Element location data
►

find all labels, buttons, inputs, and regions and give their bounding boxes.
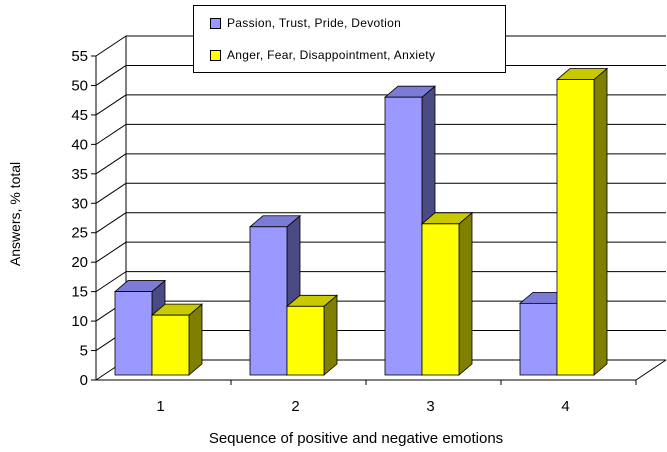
bar-s0-c0 [114, 291, 153, 376]
y-ticks: 0 5 10 15 20 25 30 35 40 45 50 55 [71, 48, 96, 389]
side-wall-line [95, 182, 127, 204]
y-tick-label: 0 [80, 372, 88, 389]
x-tick-label: 3 [426, 398, 434, 415]
y-tick-label: 40 [71, 136, 88, 153]
y-tick-label: 30 [71, 195, 88, 212]
legend-label-negative: Anger, Fear, Disappointment, Anxiety [227, 48, 436, 62]
floor-right-edge [635, 359, 667, 381]
y-axis-label: Answers, % total [7, 162, 23, 266]
side-wall-line [95, 212, 127, 234]
bar-s0-c1 [249, 226, 288, 376]
bar-side-s1-c1 [323, 294, 338, 376]
side-wall-line [95, 94, 127, 116]
x-ticks: 1 2 3 4 [156, 380, 637, 415]
x-tick-label: 4 [561, 398, 569, 415]
legend-swatch-positive [210, 17, 221, 29]
bar-s1-c3 [556, 79, 595, 376]
legend: Passion, Trust, Pride, Devotion Anger, F… [193, 5, 506, 73]
side-wall-line [95, 153, 127, 175]
legend-label-positive: Passion, Trust, Pride, Devotion [227, 16, 402, 30]
bar-s1-c0 [151, 314, 190, 376]
y-tick-label: 20 [71, 254, 88, 271]
y-tick-label: 45 [71, 107, 88, 124]
y-tick-label: 50 [71, 77, 88, 94]
y-tick-label: 5 [80, 343, 88, 360]
y-tick-label: 15 [71, 284, 88, 301]
legend-item-positive: Passion, Trust, Pride, Devotion [210, 15, 401, 31]
y-tick-label: 55 [71, 48, 88, 65]
legend-swatch-negative [210, 49, 221, 61]
bar-s1-c1 [286, 305, 325, 376]
x-tick-label: 1 [156, 398, 164, 415]
y-tick-label: 35 [71, 166, 88, 183]
bar-side-s1-c2 [458, 211, 473, 376]
x-tick-label: 2 [291, 398, 299, 415]
bar-side-s1-c3 [593, 67, 608, 376]
side-wall-line [95, 65, 127, 86]
side-wall-line [95, 35, 127, 57]
bars [113, 67, 609, 376]
side-wall-line [95, 123, 127, 145]
legend-item-negative: Anger, Fear, Disappointment, Anxiety [210, 47, 435, 63]
side-wall-line [95, 241, 127, 263]
bar-side-s1-c0 [188, 303, 203, 376]
bar-s0-c3 [519, 302, 558, 376]
y-tick-label: 10 [71, 313, 88, 330]
side-wall-line [95, 271, 127, 293]
bar-s1-c2 [421, 223, 460, 376]
y-tick-label: 25 [71, 225, 88, 242]
bar-s0-c2 [384, 96, 423, 376]
x-axis-label: Sequence of positive and negative emotio… [209, 430, 503, 447]
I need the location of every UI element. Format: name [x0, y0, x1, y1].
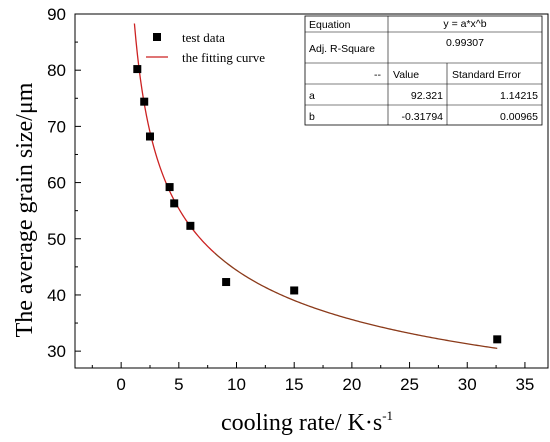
x-tick-label: 25: [400, 375, 419, 394]
x-tick-label: 10: [227, 375, 246, 394]
legend-marker-test-data: [153, 33, 161, 41]
fit-table-error-b: 0.00965: [500, 111, 538, 123]
data-point: [133, 65, 142, 74]
y-tick-label: 60: [47, 174, 66, 193]
fit-results-table: Equation y = a*x^b Adj. R-Square 0.99307…: [304, 15, 543, 126]
fit-table-value-b: -0.31794: [402, 111, 444, 123]
data-point: [222, 278, 231, 287]
fit-table-adj-r-label: Adj. R-Square: [309, 43, 375, 55]
y-tick-label: 80: [47, 61, 66, 80]
plot-frame: [74, 13, 549, 369]
data-point: [165, 183, 174, 192]
y-tick-label: 30: [47, 342, 66, 361]
axes-layer: 0 5 10 15 20 25 30 35 30 40 50 60 70 80 90: [47, 5, 534, 394]
fit-table-header-error: Standard Error: [452, 69, 521, 81]
x-axis-label-superscript: -1: [382, 408, 393, 423]
data-point: [140, 97, 149, 106]
y-axis-label: The average grain size/μm: [12, 82, 38, 337]
legend: test data the fitting curve: [146, 30, 265, 65]
fit-table-equation: y = a*x^b: [443, 18, 486, 30]
fit-table-adj-r-value: 0.99307: [446, 37, 484, 49]
legend-label-fitting-curve: the fitting curve: [182, 50, 265, 65]
x-tick-label: 0: [116, 375, 125, 394]
data-point: [170, 199, 179, 208]
x-tick-label: 5: [174, 375, 183, 394]
y-tick-label: 90: [47, 5, 66, 24]
fit-table-error-a: 1.14215: [500, 90, 538, 102]
x-axis-label: cooling rate/ K·s-1: [221, 408, 393, 436]
fit-table-value-a: 92.321: [411, 90, 443, 102]
data-point: [186, 221, 195, 230]
fit-table-param-a: a: [309, 90, 315, 102]
data-point: [290, 286, 299, 295]
y-tick-label: 50: [47, 230, 66, 249]
y-tick-label: 70: [47, 117, 66, 136]
x-tick-label: 35: [515, 375, 534, 394]
fit-table-param-b: b: [309, 111, 315, 123]
data-point: [145, 132, 154, 141]
fit-curve-segment: [214, 252, 498, 350]
legend-label-test-data: test data: [182, 30, 225, 45]
fit-table-border: [304, 15, 543, 126]
x-axis-label-text: cooling rate/ K·s: [221, 410, 382, 436]
fit-table-header-blank: --: [374, 69, 381, 81]
x-tick-label: 15: [285, 375, 304, 394]
x-tick-label: 30: [458, 375, 477, 394]
data-point: [493, 335, 502, 344]
fit-table-equation-label: Equation: [309, 19, 351, 31]
fit-table-header-value: Value: [393, 69, 419, 81]
data-points-layer: [133, 65, 502, 344]
y-tick-label: 40: [47, 286, 66, 305]
x-tick-label: 20: [342, 375, 361, 394]
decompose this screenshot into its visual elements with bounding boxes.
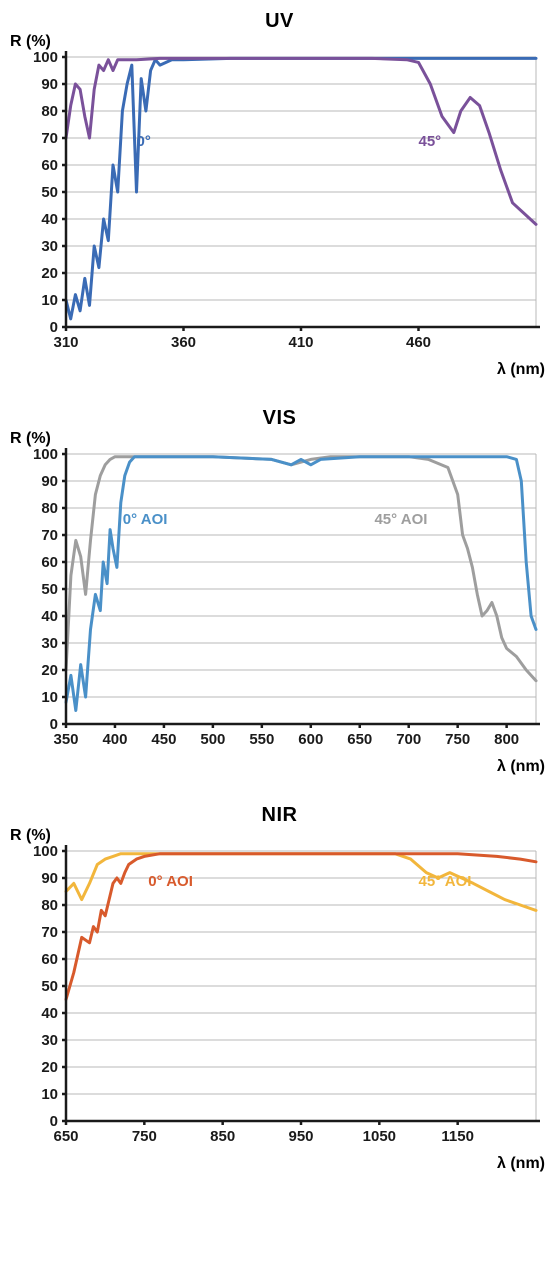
- y-tick-label: 70: [41, 924, 58, 941]
- x-axis-label: λ (nm): [497, 1155, 545, 1173]
- series-label-0deg-aoi: 0° AOI: [123, 511, 168, 528]
- x-tick-label: 1150: [441, 1128, 474, 1145]
- chart-nir: NIRR (%)λ (nm)45° AOI0° AOI0102030405060…: [10, 804, 549, 1151]
- y-tick-label: 40: [41, 608, 58, 625]
- x-tick-label: 700: [396, 731, 421, 748]
- x-tick-label: 310: [53, 334, 78, 351]
- series-label-45deg-aoi: 45° AOI: [419, 873, 472, 890]
- x-tick-label: 650: [53, 1128, 78, 1145]
- series-label-0deg: 0°: [137, 133, 151, 150]
- x-tick-label: 550: [249, 731, 274, 748]
- y-tick-label: 30: [41, 238, 58, 255]
- y-tick-label: 10: [41, 689, 58, 706]
- y-tick-label: 80: [41, 103, 58, 120]
- y-tick-label: 90: [41, 76, 58, 93]
- x-tick-label: 460: [406, 334, 431, 351]
- x-tick-label: 750: [132, 1128, 157, 1145]
- y-tick-label: 10: [41, 1086, 58, 1103]
- chart-vis: VISR (%)λ (nm)45° AOI0° AOI0102030405060…: [10, 407, 549, 754]
- chart-title: UV: [10, 10, 549, 33]
- chart-title: NIR: [10, 804, 549, 827]
- y-tick-label: 50: [41, 581, 58, 598]
- x-tick-label: 850: [210, 1128, 235, 1145]
- y-tick-label: 70: [41, 527, 58, 544]
- x-tick-label: 750: [445, 731, 470, 748]
- y-tick-label: 40: [41, 1005, 58, 1022]
- x-tick-label: 950: [288, 1128, 313, 1145]
- series-0deg-aoi: [66, 457, 536, 711]
- y-tick-label: 30: [41, 635, 58, 652]
- y-tick-label: 40: [41, 211, 58, 228]
- y-tick-label: 20: [41, 1059, 58, 1076]
- x-tick-label: 410: [288, 334, 313, 351]
- y-tick-label: 50: [41, 978, 58, 995]
- x-tick-label: 350: [53, 731, 78, 748]
- x-tick-label: 360: [171, 334, 196, 351]
- chart-svg: 0°45°0102030405060708090100310360410460: [10, 39, 546, 357]
- y-tick-label: 10: [41, 292, 58, 309]
- y-axis-label: R (%): [10, 827, 51, 845]
- y-tick-label: 60: [41, 157, 58, 174]
- y-tick-label: 90: [41, 473, 58, 490]
- series-45deg-aoi: [66, 457, 536, 681]
- y-tick-label: 30: [41, 1032, 58, 1049]
- x-axis-label: λ (nm): [497, 758, 545, 776]
- y-tick-label: 20: [41, 662, 58, 679]
- x-tick-label: 600: [298, 731, 323, 748]
- chart-svg: 45° AOI0° AOI010203040506070809010035040…: [10, 436, 546, 754]
- y-axis-label: R (%): [10, 430, 51, 448]
- series-label-0deg-aoi: 0° AOI: [148, 873, 193, 890]
- y-tick-label: 80: [41, 897, 58, 914]
- x-tick-label: 650: [347, 731, 372, 748]
- y-tick-label: 60: [41, 951, 58, 968]
- y-axis-label: R (%): [10, 33, 51, 51]
- y-tick-label: 70: [41, 130, 58, 147]
- x-tick-label: 800: [494, 731, 519, 748]
- chart-canvas-wrap: R (%)λ (nm)45° AOI0° AOI0102030405060708…: [10, 833, 549, 1151]
- y-tick-label: 50: [41, 184, 58, 201]
- x-tick-label: 1050: [363, 1128, 396, 1145]
- x-tick-label: 400: [102, 731, 127, 748]
- x-tick-label: 450: [151, 731, 176, 748]
- x-tick-label: 500: [200, 731, 225, 748]
- y-tick-label: 100: [33, 843, 58, 860]
- y-tick-label: 20: [41, 265, 58, 282]
- series-label-45deg-aoi: 45° AOI: [374, 511, 427, 528]
- y-tick-label: 100: [33, 49, 58, 66]
- y-tick-label: 90: [41, 870, 58, 887]
- series-label-45deg: 45°: [419, 133, 442, 150]
- y-tick-label: 60: [41, 554, 58, 571]
- x-axis-label: λ (nm): [497, 361, 545, 379]
- series-0deg: [66, 58, 536, 319]
- y-tick-label: 80: [41, 500, 58, 517]
- chart-title: VIS: [10, 407, 549, 430]
- chart-canvas-wrap: R (%)λ (nm)45° AOI0° AOI0102030405060708…: [10, 436, 549, 754]
- chart-canvas-wrap: R (%)λ (nm)0°45°010203040506070809010031…: [10, 39, 549, 357]
- chart-svg: 45° AOI0° AOI010203040506070809010065075…: [10, 833, 546, 1151]
- chart-uv: UVR (%)λ (nm)0°45°0102030405060708090100…: [10, 10, 549, 357]
- y-tick-label: 100: [33, 446, 58, 463]
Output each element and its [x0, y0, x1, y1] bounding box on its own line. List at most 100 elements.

◄

REQUEST
Copy the entries above word for word, starting at the line that contains "- y-tick-label: 70: [41, 924, 58, 941]" and ending at the line that contains "- series-label-0deg: 0°: [137, 133, 151, 150]".

SOLUTION TO THE PROBLEM
- y-tick-label: 70: [41, 924, 58, 941]
- x-axis-label: λ (nm): [497, 1155, 545, 1173]
- series-label-0deg-aoi: 0° AOI: [123, 511, 168, 528]
- x-tick-label: 1150: [441, 1128, 474, 1145]
- chart-nir: NIRR (%)λ (nm)45° AOI0° AOI0102030405060…: [10, 804, 549, 1151]
- y-tick-label: 40: [41, 608, 58, 625]
- x-tick-label: 700: [396, 731, 421, 748]
- x-tick-label: 310: [53, 334, 78, 351]
- series-label-45deg-aoi: 45° AOI: [419, 873, 472, 890]
- x-tick-label: 650: [53, 1128, 78, 1145]
- series-label-0deg: 0°: [137, 133, 151, 150]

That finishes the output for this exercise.